EXERCISE TASK: Your task is to repeat the listing exactly.

TASK INPUTS:
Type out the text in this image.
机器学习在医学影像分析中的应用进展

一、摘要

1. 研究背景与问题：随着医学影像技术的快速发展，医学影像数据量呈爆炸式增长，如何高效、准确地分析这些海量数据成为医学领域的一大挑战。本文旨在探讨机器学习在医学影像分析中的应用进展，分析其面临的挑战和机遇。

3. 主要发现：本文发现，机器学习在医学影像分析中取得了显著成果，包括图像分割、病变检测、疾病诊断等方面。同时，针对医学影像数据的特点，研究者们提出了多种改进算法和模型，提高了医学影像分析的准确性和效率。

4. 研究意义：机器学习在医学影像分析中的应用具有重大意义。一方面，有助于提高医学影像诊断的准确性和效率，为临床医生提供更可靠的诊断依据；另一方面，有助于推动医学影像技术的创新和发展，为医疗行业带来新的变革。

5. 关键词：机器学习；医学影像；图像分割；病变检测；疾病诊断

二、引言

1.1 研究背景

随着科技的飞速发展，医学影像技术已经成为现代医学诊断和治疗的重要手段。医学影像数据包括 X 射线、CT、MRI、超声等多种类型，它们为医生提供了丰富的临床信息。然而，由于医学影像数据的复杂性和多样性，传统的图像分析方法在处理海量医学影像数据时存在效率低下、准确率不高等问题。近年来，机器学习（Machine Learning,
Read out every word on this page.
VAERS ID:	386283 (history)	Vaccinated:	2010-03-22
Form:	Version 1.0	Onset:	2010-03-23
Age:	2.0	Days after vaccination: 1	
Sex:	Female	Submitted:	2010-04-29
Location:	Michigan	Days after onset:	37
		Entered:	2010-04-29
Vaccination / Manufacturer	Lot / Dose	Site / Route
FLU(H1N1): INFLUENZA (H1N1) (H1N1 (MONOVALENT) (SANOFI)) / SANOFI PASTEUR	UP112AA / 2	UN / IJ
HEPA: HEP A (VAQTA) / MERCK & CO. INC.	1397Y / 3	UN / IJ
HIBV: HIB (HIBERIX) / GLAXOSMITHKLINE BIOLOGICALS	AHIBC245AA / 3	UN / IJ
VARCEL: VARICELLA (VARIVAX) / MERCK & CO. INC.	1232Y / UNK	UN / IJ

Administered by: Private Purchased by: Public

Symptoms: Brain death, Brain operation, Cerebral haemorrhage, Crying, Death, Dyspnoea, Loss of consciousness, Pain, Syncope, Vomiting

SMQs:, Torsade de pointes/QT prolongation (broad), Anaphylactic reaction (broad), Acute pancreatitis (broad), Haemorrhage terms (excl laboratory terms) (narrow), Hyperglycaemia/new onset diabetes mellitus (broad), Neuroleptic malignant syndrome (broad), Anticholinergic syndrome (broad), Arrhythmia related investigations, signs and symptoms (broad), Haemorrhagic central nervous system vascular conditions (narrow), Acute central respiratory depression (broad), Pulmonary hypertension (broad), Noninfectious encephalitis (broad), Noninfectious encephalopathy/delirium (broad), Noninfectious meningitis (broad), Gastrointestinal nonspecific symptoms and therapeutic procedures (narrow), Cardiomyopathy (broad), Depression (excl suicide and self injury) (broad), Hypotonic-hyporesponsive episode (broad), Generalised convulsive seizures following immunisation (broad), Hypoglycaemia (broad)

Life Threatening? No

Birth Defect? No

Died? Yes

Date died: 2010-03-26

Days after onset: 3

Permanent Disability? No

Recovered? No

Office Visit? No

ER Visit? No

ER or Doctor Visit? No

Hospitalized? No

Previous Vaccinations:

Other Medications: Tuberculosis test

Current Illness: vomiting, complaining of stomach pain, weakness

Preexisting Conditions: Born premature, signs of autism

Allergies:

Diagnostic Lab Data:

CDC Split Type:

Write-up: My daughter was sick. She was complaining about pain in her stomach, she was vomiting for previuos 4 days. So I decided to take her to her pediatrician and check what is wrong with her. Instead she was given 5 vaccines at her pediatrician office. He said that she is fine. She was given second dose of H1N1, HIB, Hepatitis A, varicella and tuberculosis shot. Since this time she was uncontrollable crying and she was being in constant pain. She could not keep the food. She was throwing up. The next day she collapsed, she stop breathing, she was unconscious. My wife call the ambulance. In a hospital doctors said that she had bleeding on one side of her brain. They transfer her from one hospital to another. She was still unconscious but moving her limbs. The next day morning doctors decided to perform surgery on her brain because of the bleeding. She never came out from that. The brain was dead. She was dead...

FINAL RESULT:
Type out the text in this image.
机器学习在医学影像分析中的应用进展

一、摘要

1. 研究背景与问题：随着医学影像技术的快速发展，医学影像数据量呈爆炸式增长，如何高效、准确地分析这些海量数据成为医学领域的一大挑战。本文旨在探讨机器学习在医学影像分析中的应用进展，分析其面临的挑战和机遇。

3. 主要发现：本文发现，机器学习在医学影像分析中取得了显著成果，包括图像分割、病变检测、疾病诊断等方面。同时，针对医学影像数据的特点，研究者们提出了多种改进算法和模型，提高了医学影像分析的准确性和效率。

4. 研究意义：机器学习在医学影像分析中的应用具有重大意义。一方面，有助于提高医学影像诊断的准确性和效率，为临床医生提供更可靠的诊断依据；另一方面，有助于推动医学影像技术的创新和发展，为医疗行业带来新的变革。

5. 关键词：机器学习；医学影像；图像分割；病变检测；疾病诊断

二、引言

1.1 研究背景

随着科技的飞速发展，医学影像技术已经成为现代医学诊断和治疗的重要手段。医学影像数据包括 X 射线、CT、MRI、超声等多种类型，它们为医生提供了丰富的临床信息。然而，由于医学影像数据的复杂性和多样性，传统的图像分析方法在处理海量医学影像数据时存在效率低下、准确率不高等问题。近年来，机器学习（Machine Learning,
Read out every word on this page.
VAERS ID:	386283 (history)	Vaccinated:	2010-03-22
Form:	Version 1.0	Onset:	2010-03-23
Age:	2.0	Days after vaccination: 1	
Sex:	Female	Submitted:	2010-04-29
Location:	Michigan	Days after onset:	37
		Entered:	2010-04-29
Vaccination / Manufacturer	Lot / Dose	Site / Route
FLU(H1N1): INFLUENZA (H1N1) (H1N1 (MONOVALENT) (SANOFI)) / SANOFI PASTEUR	UP112AA / 2	UN / IJ
HEPA: HEP A (VAQTA) / MERCK & CO. INC.	1397Y / 3	UN / IJ
HIBV: HIB (HIBERIX) / GLAXOSMITHKLINE BIOLOGICALS	AHIBC245AA / 3	UN / IJ
VARCEL: VARICELLA (VARIVAX) / MERCK & CO. INC.	1232Y / UNK	UN / IJ

Administered by: Private Purchased by: Public

Symptoms: Brain death, Brain operation, Cerebral haemorrhage, Crying, Death, Dyspnoea, Loss of consciousness, Pain, Syncope, Vomiting

SMQs:, Torsade de pointes/QT prolongation (broad), Anaphylactic reaction (broad), Acute pancreatitis (broad), Haemorrhage terms (excl laboratory terms) (narrow), Hyperglycaemia/new onset diabetes mellitus (broad), Neuroleptic malignant syndrome (broad), Anticholinergic syndrome (broad), Arrhythmia related investigations, signs and symptoms (broad), Haemorrhagic central nervous system vascular conditions (narrow), Acute central respiratory depression (broad), Pulmonary hypertension (broad), Noninfectious encephalitis (broad), Noninfectious encephalopathy/delirium (broad), Noninfectious meningitis (broad), Gastrointestinal nonspecific symptoms and therapeutic procedures (narrow), Cardiomyopathy (broad), Depression (excl suicide and self injury) (broad), Hypotonic-hyporesponsive episode (broad), Generalised convulsive seizures following immunisation (broad), Hypoglycaemia (broad)

Life Threatening? No

Birth Defect? No

Died? Yes

Date died: 2010-03-26

Days after onset: 3

Permanent Disability? No

Recovered? No

Office Visit? No

ER Visit? No

ER or Doctor Visit? No

Hospitalized? No

Previous Vaccinations:

Other Medications: Tuberculosis test

Current Illness: vomiting, complaining of stomach pain, weakness

Preexisting Conditions: Born premature, signs of autism

Allergies:

Diagnostic Lab Data:

CDC Split Type:

Write-up: My daughter was sick. She was complaining about pain in her stomach, she was vomiting for previuos 4 days. So I decided to take her to her pediatrician and check what is wrong with her. Instead she was given 5 vaccines at her pediatrician office. He said that she is fine. She was given second dose of H1N1, HIB, Hepatitis A, varicella and tuberculosis shot. Since this time she was uncontrollable crying and she was being in constant pain. She could not keep the food. She was throwing up. The next day she collapsed, she stop breathing, she was unconscious. My wife call the ambulance. In a hospital doctors said that she had bleeding on one side of her brain. They transfer her from one hospital to another. She was still unconscious but moving her limbs. The next day morning doctors decided to perform surgery on her brain because of the bleeding. She never came out from that. The brain was dead. She was dead...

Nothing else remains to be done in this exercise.